Exactly repeat the material, dropping every picture from the copy.

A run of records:
□ □ □ □ □

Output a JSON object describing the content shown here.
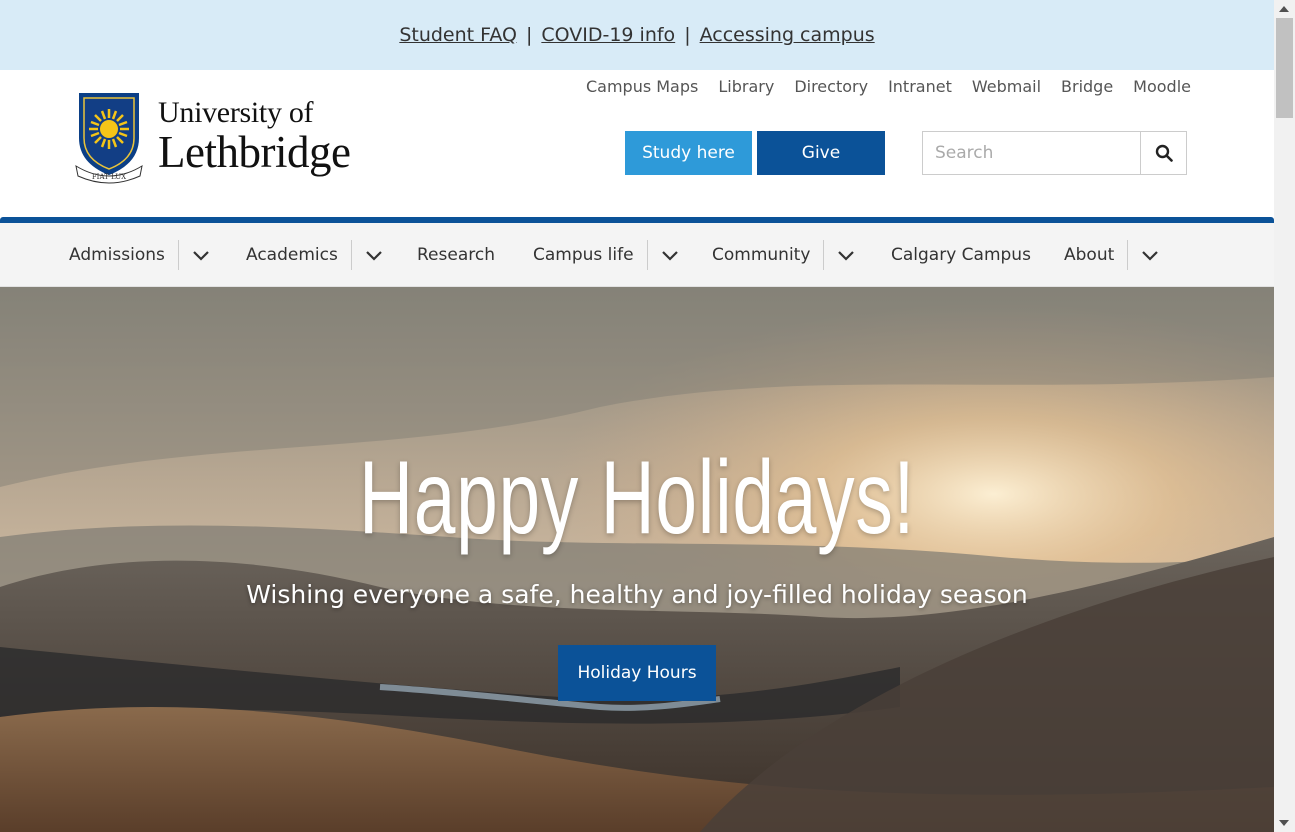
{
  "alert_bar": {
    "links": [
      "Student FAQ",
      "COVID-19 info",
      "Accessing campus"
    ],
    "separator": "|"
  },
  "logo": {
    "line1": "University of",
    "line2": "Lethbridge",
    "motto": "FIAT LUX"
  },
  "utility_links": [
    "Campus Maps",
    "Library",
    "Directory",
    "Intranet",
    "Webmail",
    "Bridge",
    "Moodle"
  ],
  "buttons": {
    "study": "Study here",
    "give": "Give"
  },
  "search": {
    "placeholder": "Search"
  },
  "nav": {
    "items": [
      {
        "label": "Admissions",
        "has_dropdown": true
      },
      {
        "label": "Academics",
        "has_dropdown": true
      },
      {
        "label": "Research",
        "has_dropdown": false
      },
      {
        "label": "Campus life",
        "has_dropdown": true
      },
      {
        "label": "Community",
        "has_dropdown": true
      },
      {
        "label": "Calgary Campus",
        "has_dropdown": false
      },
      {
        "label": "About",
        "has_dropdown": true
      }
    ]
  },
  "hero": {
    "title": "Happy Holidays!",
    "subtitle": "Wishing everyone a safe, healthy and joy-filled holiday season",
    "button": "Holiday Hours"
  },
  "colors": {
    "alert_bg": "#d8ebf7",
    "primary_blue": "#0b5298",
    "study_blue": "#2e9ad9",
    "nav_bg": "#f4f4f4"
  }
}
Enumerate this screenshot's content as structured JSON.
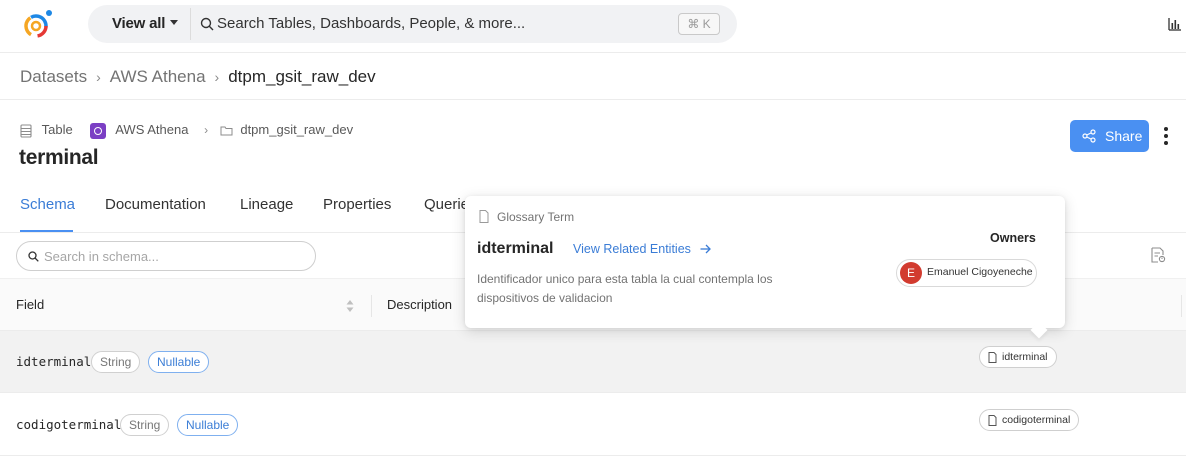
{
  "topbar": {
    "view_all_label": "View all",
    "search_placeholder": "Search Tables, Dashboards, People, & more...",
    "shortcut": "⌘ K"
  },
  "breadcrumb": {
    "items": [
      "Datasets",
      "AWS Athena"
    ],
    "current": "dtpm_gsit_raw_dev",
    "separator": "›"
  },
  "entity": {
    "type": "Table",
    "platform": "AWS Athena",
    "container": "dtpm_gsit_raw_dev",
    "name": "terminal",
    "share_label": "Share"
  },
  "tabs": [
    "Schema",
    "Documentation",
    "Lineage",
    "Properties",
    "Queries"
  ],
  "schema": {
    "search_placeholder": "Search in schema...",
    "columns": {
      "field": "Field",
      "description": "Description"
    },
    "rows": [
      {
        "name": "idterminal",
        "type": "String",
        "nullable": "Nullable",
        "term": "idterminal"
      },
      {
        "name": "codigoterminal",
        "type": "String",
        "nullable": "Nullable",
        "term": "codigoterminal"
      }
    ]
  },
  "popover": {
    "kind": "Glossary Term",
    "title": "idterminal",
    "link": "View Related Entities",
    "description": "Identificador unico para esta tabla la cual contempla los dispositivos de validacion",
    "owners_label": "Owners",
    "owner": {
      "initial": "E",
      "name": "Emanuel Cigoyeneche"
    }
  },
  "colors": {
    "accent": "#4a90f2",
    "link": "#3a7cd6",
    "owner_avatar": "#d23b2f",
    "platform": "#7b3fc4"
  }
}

□ □ □ □ □

[Reply]
Output a JSON object describing the content shown here.
{
  "alert_bar": {
    "links": [
      "Student FAQ",
      "COVID-19 info",
      "Accessing campus"
    ],
    "separator": "|"
  },
  "logo": {
    "line1": "University of",
    "line2": "Lethbridge",
    "motto": "FIAT LUX"
  },
  "utility_links": [
    "Campus Maps",
    "Library",
    "Directory",
    "Intranet",
    "Webmail",
    "Bridge",
    "Moodle"
  ],
  "buttons": {
    "study": "Study here",
    "give": "Give"
  },
  "search": {
    "placeholder": "Search"
  },
  "nav": {
    "items": [
      {
        "label": "Admissions",
        "has_dropdown": true
      },
      {
        "label": "Academics",
        "has_dropdown": true
      },
      {
        "label": "Research",
        "has_dropdown": false
      },
      {
        "label": "Campus life",
        "has_dropdown": true
      },
      {
        "label": "Community",
        "has_dropdown": true
      },
      {
        "label": "Calgary Campus",
        "has_dropdown": false
      },
      {
        "label": "About",
        "has_dropdown": true
      }
    ]
  },
  "hero": {
    "title": "Happy Holidays!",
    "subtitle": "Wishing everyone a safe, healthy and joy-filled holiday season",
    "button": "Holiday Hours"
  },
  "colors": {
    "alert_bg": "#d8ebf7",
    "primary_blue": "#0b5298",
    "study_blue": "#2e9ad9",
    "nav_bg": "#f4f4f4"
  }
}
Enumerate this screenshot's content as structured JSON.
{
  "topbar": {
    "view_all_label": "View all",
    "search_placeholder": "Search Tables, Dashboards, People, & more...",
    "shortcut": "⌘ K"
  },
  "breadcrumb": {
    "items": [
      "Datasets",
      "AWS Athena"
    ],
    "current": "dtpm_gsit_raw_dev",
    "separator": "›"
  },
  "entity": {
    "type": "Table",
    "platform": "AWS Athena",
    "container": "dtpm_gsit_raw_dev",
    "name": "terminal",
    "share_label": "Share"
  },
  "tabs": [
    "Schema",
    "Documentation",
    "Lineage",
    "Properties",
    "Queries"
  ],
  "schema": {
    "search_placeholder": "Search in schema...",
    "columns": {
      "field": "Field",
      "description": "Description"
    },
    "rows": [
      {
        "name": "idterminal",
        "type": "String",
        "nullable": "Nullable",
        "term": "idterminal"
      },
      {
        "name": "codigoterminal",
        "type": "String",
        "nullable": "Nullable",
        "term": "codigoterminal"
      }
    ]
  },
  "popover": {
    "kind": "Glossary Term",
    "title": "idterminal",
    "link": "View Related Entities",
    "description": "Identificador unico para esta tabla la cual contempla los dispositivos de validacion",
    "owners_label": "Owners",
    "owner": {
      "initial": "E",
      "name": "Emanuel Cigoyeneche"
    }
  },
  "colors": {
    "accent": "#4a90f2",
    "link": "#3a7cd6",
    "owner_avatar": "#d23b2f",
    "platform": "#7b3fc4"
  }
}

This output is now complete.